══ Supplied data
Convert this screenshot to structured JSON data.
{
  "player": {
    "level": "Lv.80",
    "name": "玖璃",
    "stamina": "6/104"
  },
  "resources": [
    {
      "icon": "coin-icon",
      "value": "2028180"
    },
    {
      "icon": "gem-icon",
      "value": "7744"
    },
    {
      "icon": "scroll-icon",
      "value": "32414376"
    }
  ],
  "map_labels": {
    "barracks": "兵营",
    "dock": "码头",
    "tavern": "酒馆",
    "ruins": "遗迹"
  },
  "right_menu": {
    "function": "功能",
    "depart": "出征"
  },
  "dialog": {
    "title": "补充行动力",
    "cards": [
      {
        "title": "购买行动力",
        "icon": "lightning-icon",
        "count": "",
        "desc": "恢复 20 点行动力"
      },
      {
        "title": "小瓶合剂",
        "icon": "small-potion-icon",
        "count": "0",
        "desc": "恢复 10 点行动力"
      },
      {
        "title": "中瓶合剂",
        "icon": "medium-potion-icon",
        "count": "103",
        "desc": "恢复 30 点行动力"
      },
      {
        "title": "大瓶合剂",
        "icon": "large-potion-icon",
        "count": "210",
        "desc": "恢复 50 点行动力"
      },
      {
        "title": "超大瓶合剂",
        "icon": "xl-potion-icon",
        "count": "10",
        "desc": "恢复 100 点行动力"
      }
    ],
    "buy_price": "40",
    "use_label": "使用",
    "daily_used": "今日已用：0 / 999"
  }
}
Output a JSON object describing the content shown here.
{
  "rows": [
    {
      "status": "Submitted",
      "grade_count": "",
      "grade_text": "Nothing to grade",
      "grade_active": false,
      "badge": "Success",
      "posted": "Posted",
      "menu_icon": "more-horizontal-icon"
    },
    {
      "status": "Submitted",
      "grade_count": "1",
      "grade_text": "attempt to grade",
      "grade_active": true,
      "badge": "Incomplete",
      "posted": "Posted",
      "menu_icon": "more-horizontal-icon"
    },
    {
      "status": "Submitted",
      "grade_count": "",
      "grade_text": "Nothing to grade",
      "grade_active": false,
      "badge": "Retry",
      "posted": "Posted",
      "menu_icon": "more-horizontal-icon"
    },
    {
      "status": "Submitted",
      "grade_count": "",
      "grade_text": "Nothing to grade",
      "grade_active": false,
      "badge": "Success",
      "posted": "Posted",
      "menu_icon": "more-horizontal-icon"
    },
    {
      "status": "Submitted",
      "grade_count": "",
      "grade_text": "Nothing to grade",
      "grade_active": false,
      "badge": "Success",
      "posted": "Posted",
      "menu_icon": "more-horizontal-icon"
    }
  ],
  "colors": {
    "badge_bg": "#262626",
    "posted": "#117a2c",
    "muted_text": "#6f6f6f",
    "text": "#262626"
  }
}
════
**Goal of the exercise**.
State the number of lines holding the word "JSON" in the listing. Add nothing else.

**Task result**.
2